■ **AIM**
Copy every line of the entries that includes the word "text".
*** TASK INPUT
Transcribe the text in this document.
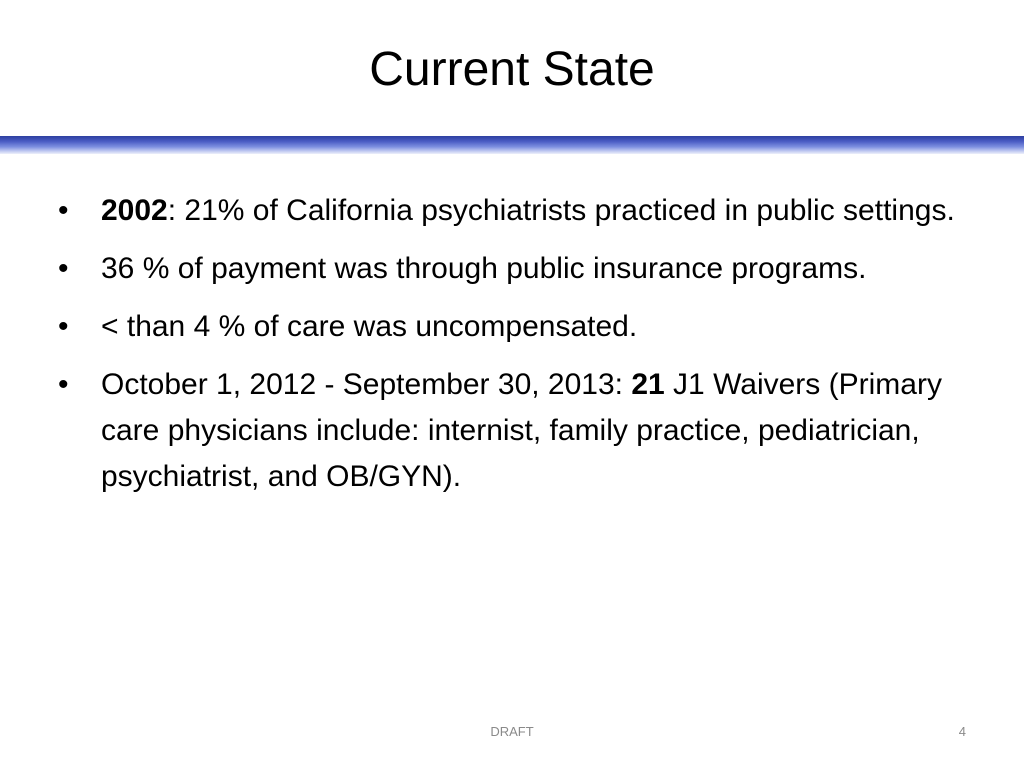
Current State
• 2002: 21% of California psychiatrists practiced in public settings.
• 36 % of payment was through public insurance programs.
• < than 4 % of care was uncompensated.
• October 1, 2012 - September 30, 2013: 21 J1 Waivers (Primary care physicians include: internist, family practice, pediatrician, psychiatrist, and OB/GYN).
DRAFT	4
******
*** TASK INPUT
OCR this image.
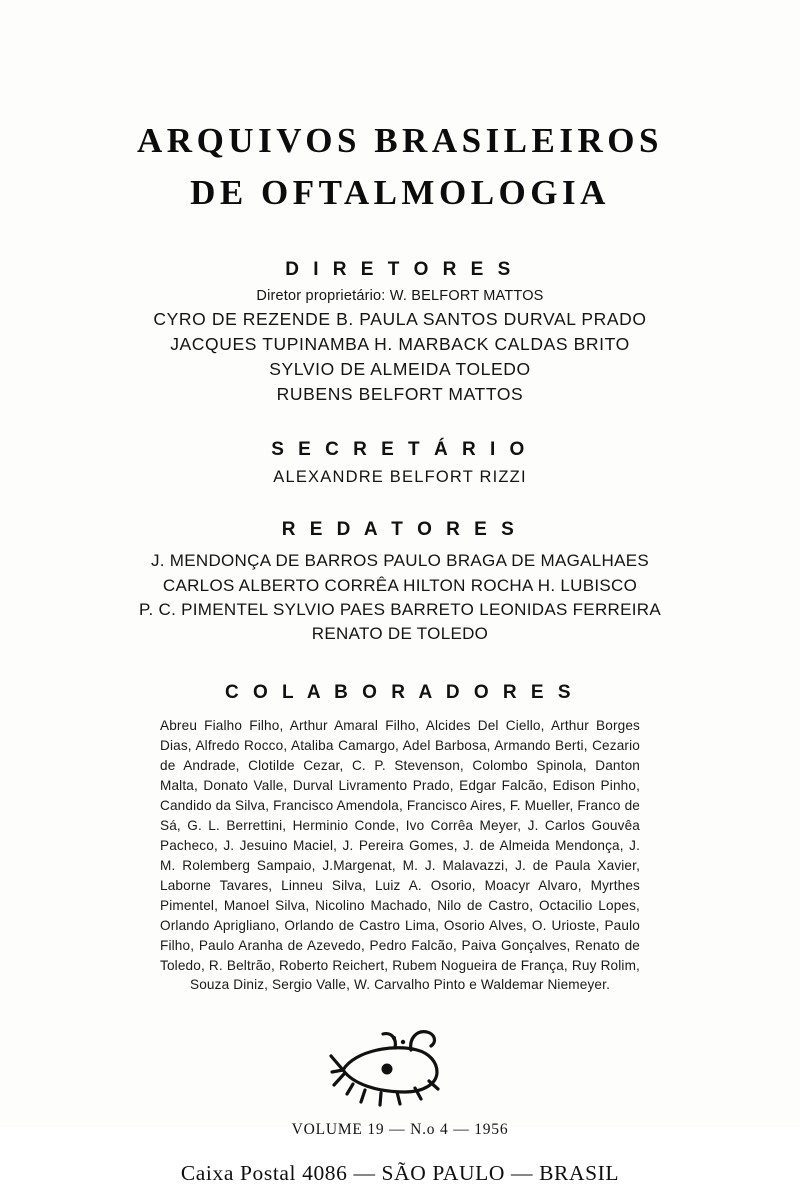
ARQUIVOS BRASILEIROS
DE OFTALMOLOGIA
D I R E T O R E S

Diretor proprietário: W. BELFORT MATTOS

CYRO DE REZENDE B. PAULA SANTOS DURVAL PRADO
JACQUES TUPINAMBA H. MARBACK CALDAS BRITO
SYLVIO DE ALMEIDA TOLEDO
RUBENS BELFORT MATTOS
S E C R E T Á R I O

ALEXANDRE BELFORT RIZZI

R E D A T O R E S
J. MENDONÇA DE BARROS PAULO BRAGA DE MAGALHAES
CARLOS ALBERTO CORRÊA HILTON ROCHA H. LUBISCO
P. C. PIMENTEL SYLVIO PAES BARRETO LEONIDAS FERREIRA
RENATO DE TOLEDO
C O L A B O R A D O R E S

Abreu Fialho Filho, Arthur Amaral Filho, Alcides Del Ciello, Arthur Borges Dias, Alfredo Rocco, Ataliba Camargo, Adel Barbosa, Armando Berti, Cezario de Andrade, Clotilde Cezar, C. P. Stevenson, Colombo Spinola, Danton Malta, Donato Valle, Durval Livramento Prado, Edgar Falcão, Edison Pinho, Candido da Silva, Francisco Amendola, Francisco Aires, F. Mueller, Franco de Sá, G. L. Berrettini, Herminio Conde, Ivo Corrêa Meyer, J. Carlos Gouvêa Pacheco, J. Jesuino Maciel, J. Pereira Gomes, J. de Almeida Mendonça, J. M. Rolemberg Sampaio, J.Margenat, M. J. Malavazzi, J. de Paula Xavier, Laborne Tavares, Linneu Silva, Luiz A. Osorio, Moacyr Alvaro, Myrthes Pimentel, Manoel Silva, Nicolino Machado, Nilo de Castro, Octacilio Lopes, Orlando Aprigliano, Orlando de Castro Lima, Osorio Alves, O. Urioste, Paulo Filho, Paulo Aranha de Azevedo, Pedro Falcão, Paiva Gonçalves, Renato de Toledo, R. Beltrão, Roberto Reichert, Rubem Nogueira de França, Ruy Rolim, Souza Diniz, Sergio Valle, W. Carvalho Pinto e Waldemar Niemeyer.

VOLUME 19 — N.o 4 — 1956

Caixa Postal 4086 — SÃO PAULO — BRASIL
******
*** TASK INPUT
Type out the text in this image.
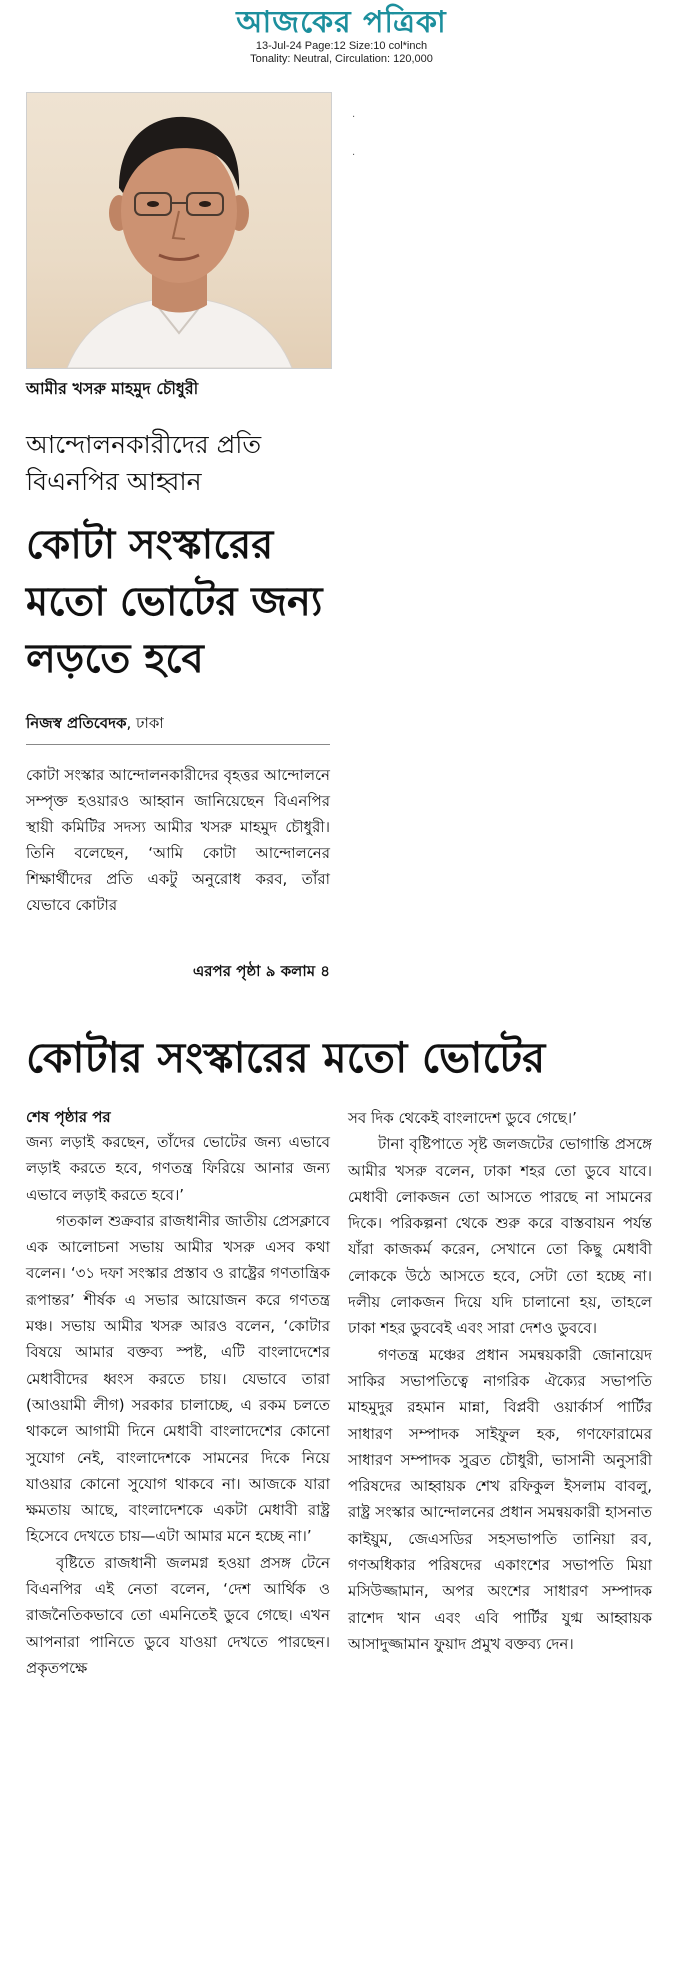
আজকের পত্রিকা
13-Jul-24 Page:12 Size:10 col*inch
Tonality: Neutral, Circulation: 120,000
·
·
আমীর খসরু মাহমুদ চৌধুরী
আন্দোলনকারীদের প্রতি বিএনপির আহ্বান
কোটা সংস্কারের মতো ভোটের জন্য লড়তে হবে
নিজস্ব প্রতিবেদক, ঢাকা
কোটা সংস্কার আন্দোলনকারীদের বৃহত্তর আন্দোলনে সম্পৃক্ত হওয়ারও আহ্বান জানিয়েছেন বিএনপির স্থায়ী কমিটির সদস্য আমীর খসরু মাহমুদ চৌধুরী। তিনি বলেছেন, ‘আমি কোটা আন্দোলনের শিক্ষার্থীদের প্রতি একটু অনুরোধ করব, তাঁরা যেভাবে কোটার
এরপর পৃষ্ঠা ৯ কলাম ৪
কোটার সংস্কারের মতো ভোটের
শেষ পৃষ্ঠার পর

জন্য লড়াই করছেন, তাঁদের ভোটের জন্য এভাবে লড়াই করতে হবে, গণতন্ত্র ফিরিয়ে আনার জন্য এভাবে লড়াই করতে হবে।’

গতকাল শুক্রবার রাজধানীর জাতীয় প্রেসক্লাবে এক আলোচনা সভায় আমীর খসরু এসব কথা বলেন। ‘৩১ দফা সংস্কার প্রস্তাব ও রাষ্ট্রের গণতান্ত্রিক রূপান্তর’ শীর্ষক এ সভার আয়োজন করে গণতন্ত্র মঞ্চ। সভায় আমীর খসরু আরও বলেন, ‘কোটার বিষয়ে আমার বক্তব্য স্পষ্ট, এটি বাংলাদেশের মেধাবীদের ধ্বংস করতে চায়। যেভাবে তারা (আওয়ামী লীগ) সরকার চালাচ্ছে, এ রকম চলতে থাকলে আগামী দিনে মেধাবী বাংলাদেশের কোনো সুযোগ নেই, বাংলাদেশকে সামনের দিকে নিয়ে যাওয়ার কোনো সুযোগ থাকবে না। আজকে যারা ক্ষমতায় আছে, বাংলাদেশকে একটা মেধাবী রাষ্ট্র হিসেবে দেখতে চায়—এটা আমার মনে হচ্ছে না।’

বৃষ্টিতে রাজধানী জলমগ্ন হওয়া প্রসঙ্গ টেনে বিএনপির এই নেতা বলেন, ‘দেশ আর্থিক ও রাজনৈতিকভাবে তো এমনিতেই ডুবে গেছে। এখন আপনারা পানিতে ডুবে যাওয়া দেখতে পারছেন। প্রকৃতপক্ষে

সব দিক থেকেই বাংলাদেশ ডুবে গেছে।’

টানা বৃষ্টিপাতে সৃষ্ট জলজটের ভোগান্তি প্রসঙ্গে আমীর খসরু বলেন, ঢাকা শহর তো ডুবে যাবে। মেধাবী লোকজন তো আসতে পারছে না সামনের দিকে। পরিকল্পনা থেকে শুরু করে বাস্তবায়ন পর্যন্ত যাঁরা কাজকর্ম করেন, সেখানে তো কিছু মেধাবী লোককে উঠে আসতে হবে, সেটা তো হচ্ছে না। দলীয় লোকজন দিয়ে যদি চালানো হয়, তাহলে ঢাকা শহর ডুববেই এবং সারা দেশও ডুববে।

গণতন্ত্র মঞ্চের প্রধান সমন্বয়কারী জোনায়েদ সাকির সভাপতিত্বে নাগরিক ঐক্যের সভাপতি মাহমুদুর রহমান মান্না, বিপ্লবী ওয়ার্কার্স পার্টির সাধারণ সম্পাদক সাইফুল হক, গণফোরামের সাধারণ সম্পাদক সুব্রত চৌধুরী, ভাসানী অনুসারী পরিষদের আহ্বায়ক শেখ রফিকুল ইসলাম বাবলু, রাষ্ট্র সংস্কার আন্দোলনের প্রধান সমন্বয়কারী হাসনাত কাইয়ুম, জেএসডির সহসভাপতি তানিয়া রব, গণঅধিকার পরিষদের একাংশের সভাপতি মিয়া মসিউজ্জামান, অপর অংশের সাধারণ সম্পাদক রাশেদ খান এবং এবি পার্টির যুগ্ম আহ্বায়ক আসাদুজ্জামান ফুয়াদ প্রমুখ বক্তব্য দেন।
******
■ **EXERCISE RESPONSE**
Transcribe the text in this document.
Type out the text in this image.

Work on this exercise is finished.